- **Stored rows**:
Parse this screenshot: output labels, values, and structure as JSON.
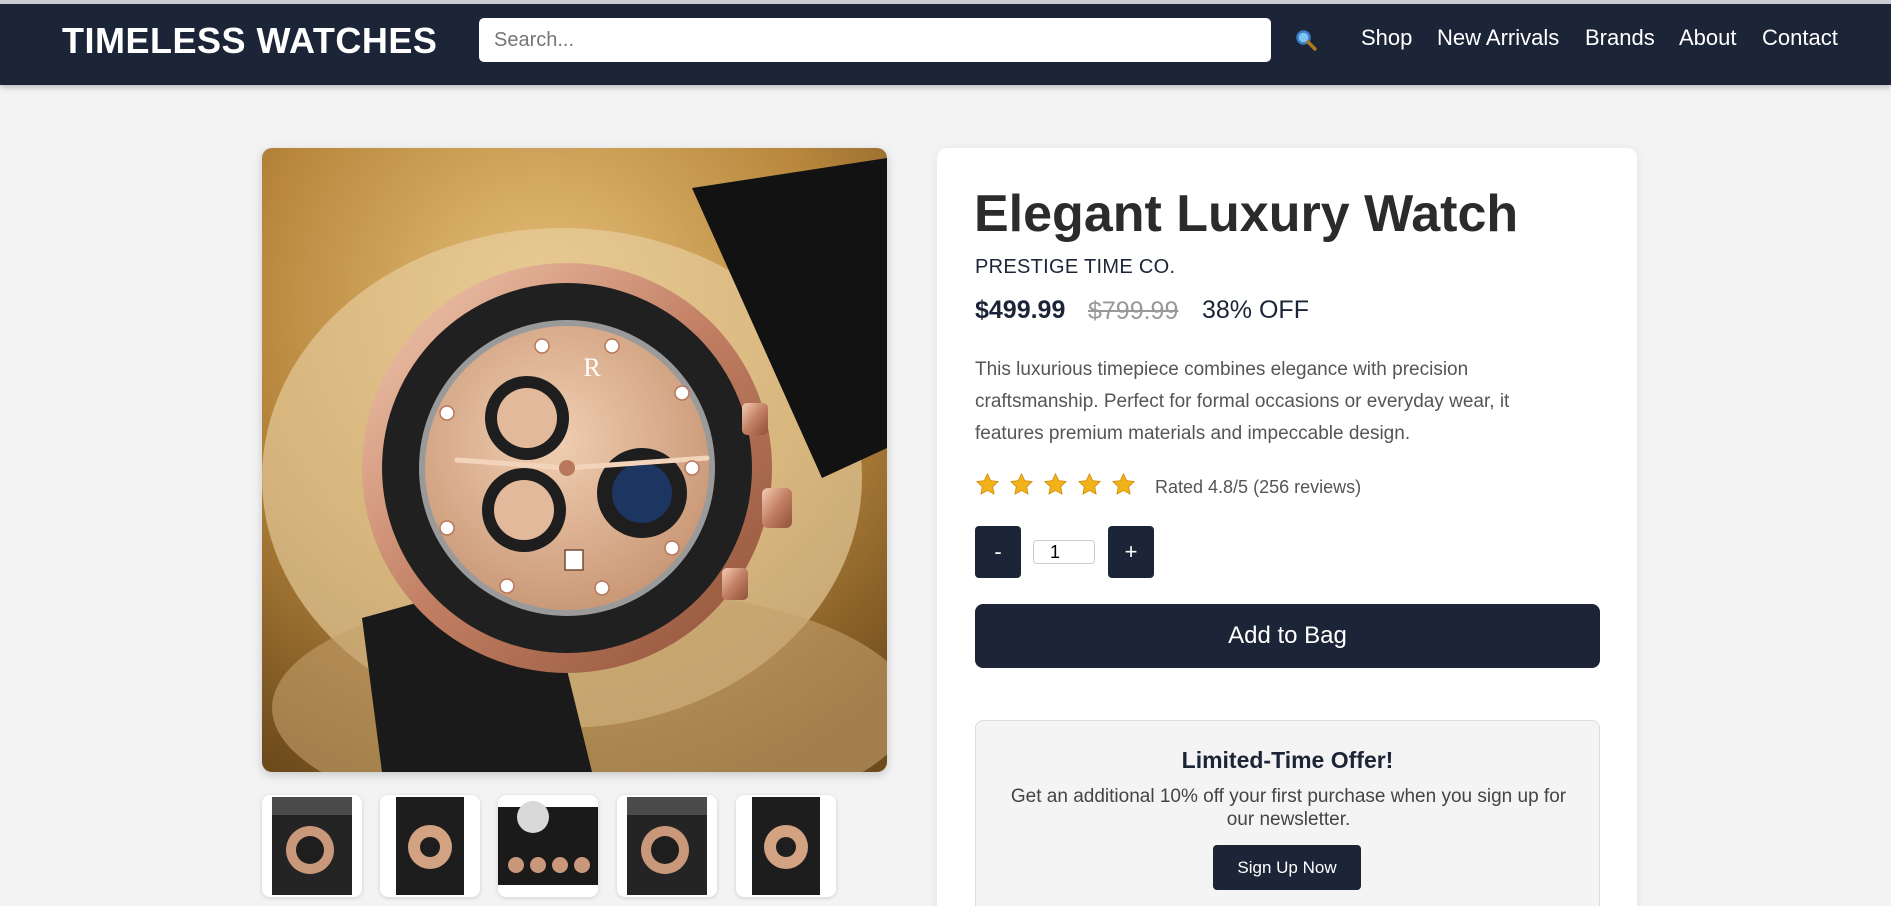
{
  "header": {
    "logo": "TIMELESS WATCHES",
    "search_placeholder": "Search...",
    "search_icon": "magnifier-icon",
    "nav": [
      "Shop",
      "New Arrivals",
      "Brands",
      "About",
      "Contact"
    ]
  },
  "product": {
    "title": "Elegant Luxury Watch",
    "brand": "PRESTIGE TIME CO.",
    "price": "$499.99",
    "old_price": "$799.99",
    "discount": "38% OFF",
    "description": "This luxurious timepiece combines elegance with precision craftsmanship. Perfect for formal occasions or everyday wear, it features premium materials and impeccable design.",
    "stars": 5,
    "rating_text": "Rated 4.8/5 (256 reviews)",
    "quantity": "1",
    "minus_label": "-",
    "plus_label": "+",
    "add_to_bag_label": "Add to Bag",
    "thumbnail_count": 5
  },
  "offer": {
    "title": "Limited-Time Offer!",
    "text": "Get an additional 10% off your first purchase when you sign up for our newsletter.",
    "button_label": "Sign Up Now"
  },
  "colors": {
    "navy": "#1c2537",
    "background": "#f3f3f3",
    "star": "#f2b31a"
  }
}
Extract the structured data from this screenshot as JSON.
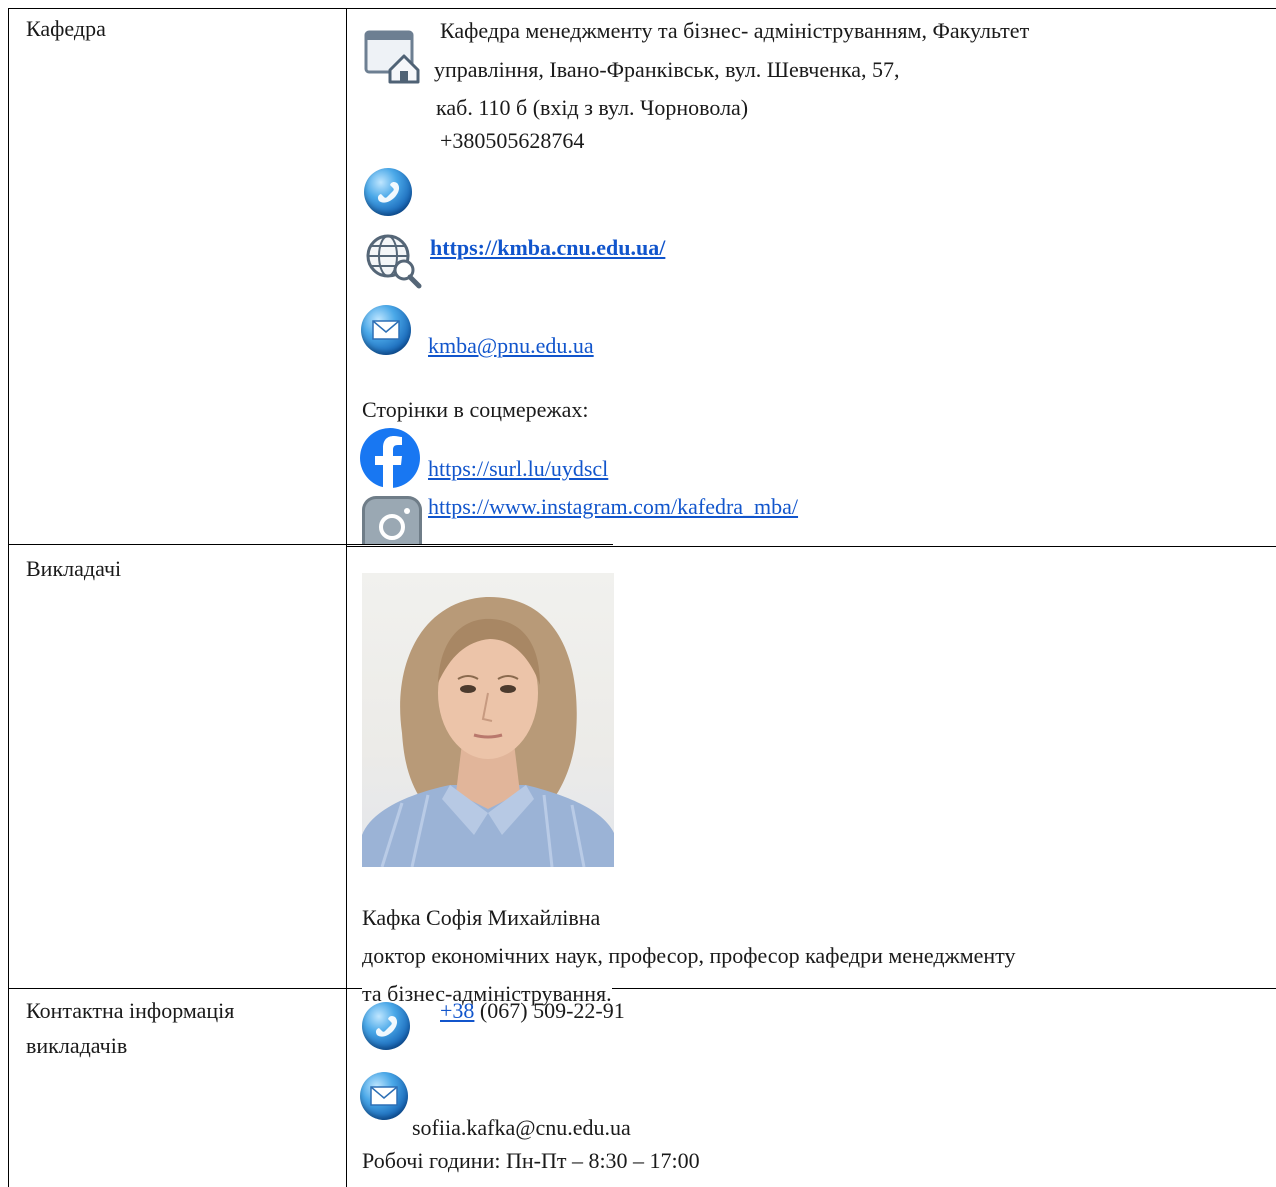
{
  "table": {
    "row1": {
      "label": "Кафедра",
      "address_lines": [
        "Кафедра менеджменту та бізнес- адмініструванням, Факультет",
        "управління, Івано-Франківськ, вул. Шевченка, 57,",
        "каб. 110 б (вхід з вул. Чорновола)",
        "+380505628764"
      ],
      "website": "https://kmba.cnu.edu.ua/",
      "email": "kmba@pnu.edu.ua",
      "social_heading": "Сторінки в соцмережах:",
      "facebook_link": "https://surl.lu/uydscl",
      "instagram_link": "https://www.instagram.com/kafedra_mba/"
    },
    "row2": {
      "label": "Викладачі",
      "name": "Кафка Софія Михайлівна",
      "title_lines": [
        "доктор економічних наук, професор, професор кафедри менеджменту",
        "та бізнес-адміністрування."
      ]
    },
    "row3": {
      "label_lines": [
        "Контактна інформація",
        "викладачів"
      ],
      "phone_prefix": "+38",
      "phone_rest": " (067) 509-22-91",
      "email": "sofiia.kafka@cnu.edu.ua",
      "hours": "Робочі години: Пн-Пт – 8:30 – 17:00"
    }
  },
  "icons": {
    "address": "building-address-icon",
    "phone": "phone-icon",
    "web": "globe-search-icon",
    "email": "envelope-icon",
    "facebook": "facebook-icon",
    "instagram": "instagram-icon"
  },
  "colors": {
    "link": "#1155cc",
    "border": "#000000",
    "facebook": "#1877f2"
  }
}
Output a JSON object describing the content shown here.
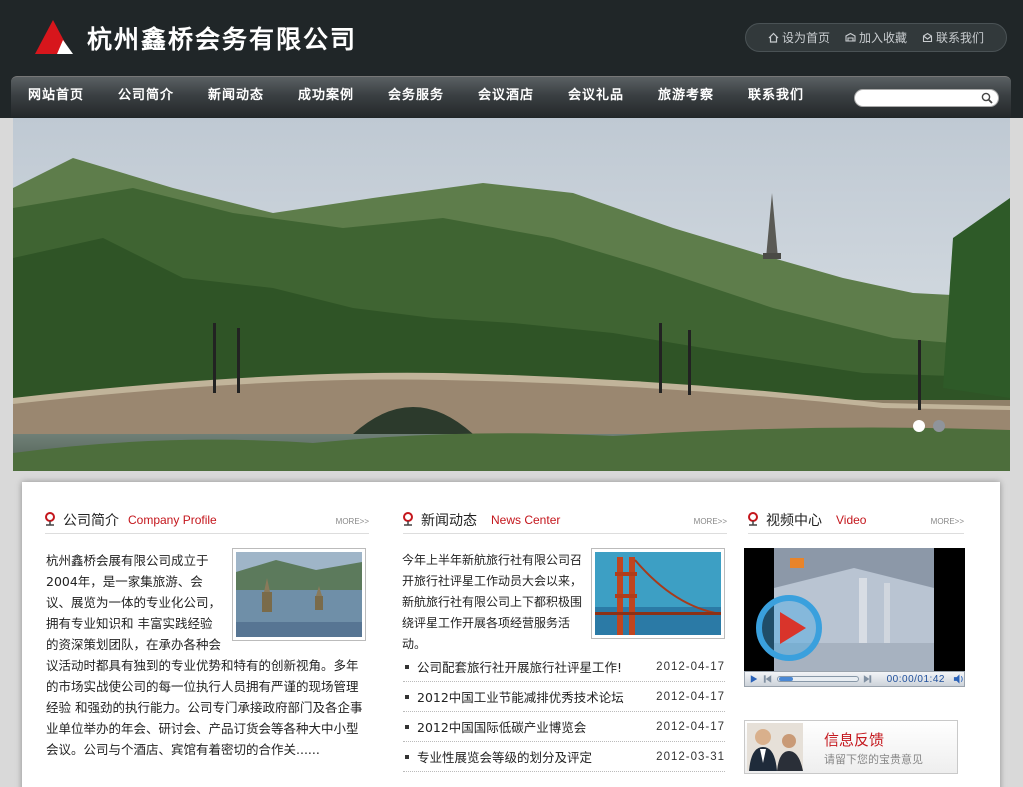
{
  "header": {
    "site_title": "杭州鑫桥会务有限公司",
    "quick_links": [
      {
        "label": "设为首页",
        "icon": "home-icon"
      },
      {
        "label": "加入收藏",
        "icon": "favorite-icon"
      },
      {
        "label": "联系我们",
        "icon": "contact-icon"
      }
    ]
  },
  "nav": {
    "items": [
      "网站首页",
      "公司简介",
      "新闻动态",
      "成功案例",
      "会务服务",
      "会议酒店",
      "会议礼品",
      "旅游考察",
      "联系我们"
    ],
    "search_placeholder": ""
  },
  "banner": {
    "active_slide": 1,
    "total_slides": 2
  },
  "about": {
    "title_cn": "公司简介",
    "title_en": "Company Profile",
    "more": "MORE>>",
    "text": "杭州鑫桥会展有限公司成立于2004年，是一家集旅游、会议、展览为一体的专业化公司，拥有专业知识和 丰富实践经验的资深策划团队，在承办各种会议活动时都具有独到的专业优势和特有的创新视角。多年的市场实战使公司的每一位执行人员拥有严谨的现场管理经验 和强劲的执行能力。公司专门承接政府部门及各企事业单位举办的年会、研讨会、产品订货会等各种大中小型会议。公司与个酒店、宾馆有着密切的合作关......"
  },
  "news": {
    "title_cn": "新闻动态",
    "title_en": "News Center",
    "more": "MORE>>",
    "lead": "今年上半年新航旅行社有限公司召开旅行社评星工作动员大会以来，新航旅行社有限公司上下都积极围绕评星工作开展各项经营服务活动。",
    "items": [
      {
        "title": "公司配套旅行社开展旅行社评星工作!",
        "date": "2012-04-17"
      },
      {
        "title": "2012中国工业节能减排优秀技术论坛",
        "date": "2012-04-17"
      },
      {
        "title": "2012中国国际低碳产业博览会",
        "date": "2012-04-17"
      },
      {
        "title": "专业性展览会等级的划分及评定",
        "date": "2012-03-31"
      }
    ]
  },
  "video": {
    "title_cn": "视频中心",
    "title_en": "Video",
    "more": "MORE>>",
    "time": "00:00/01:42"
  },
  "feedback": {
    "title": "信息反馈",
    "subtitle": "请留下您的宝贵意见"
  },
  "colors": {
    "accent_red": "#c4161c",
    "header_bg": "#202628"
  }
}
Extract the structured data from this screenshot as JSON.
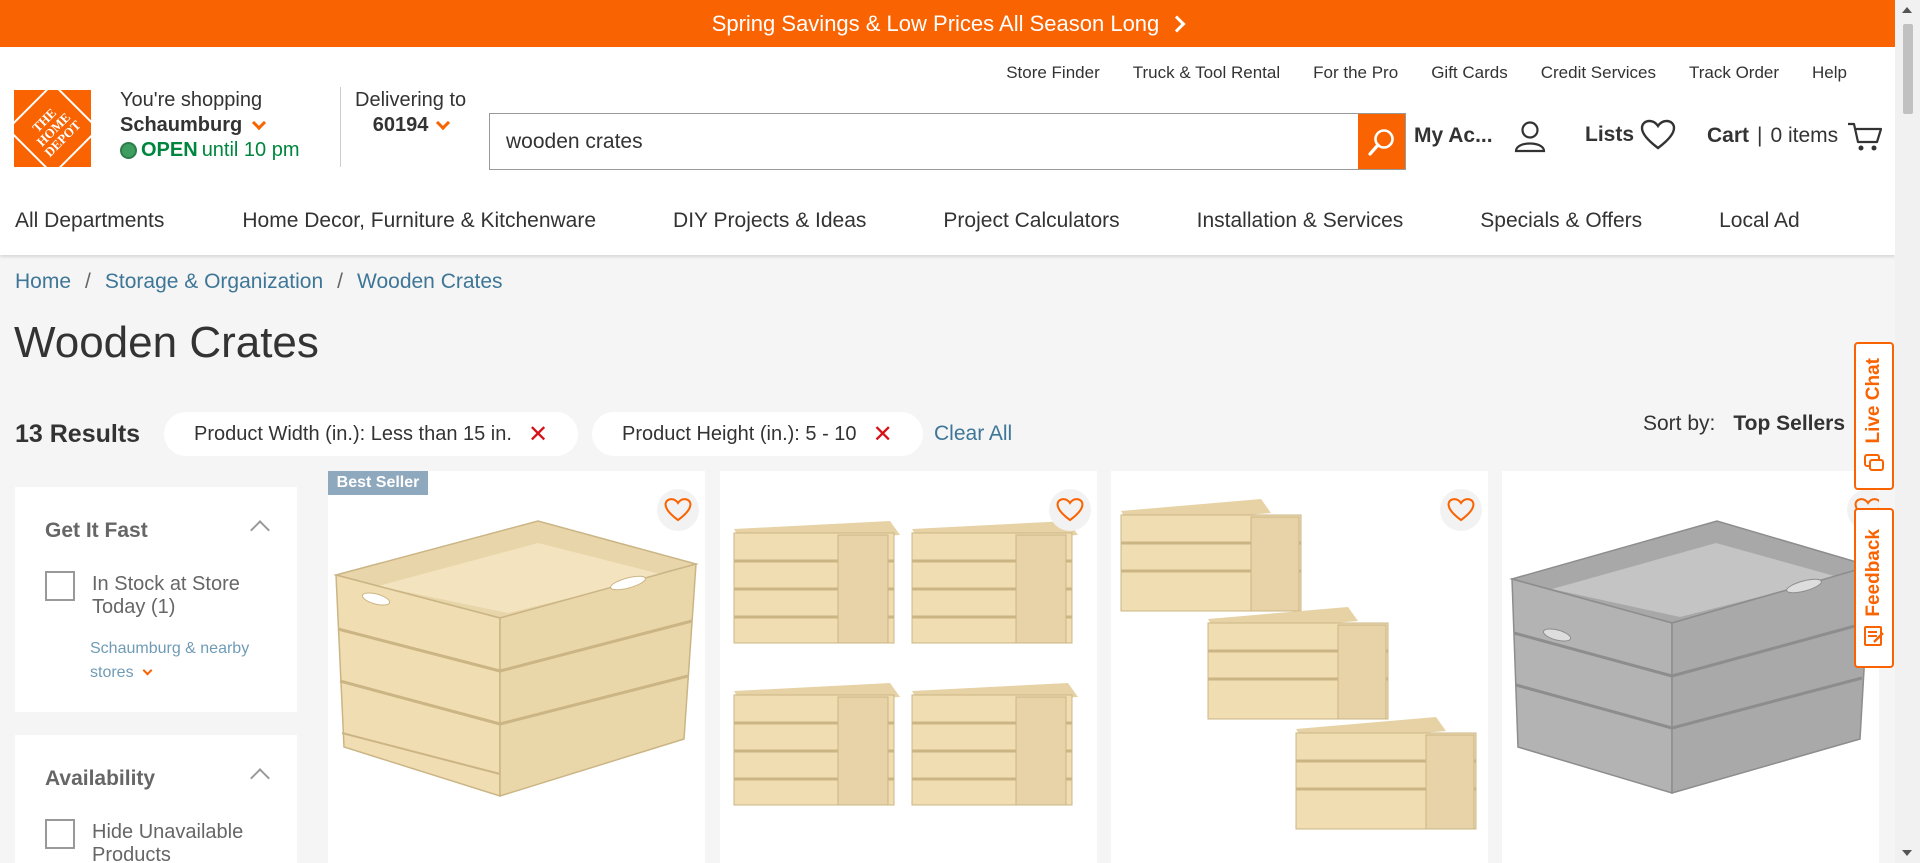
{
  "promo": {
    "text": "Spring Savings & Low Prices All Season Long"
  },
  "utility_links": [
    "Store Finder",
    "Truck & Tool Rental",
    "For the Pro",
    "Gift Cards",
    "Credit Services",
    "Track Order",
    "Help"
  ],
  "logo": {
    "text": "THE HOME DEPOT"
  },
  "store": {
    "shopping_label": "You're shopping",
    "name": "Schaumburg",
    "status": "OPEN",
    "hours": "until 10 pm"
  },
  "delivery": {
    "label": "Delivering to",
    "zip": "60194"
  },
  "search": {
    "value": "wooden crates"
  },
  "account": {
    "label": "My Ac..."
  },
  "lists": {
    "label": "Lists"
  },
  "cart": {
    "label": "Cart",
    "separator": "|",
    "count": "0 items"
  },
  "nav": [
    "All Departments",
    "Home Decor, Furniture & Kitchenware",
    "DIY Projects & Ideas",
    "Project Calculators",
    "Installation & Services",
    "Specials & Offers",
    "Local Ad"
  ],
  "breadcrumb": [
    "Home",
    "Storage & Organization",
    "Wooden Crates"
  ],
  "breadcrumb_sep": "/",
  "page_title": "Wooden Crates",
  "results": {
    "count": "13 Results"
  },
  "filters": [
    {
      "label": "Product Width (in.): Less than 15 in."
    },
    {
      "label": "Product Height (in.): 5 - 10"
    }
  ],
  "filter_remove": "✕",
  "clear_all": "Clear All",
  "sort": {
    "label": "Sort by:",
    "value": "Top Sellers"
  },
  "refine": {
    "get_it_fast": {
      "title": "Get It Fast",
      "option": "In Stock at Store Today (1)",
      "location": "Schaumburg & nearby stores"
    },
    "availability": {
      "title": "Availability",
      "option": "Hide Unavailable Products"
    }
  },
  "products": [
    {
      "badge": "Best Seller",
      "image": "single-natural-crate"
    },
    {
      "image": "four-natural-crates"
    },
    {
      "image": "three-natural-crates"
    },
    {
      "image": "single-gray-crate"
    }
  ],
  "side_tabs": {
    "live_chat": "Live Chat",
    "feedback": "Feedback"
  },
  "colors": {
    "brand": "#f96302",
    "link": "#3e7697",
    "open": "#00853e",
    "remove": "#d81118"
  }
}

- **Brief**: Pick out each line in the material containing "email".

- **Written answer**:
      "email": "kmba@pnu.edu.ua",
      "email": "sofiia.kafka@cnu.edu.ua",
    "email": "envelope-icon",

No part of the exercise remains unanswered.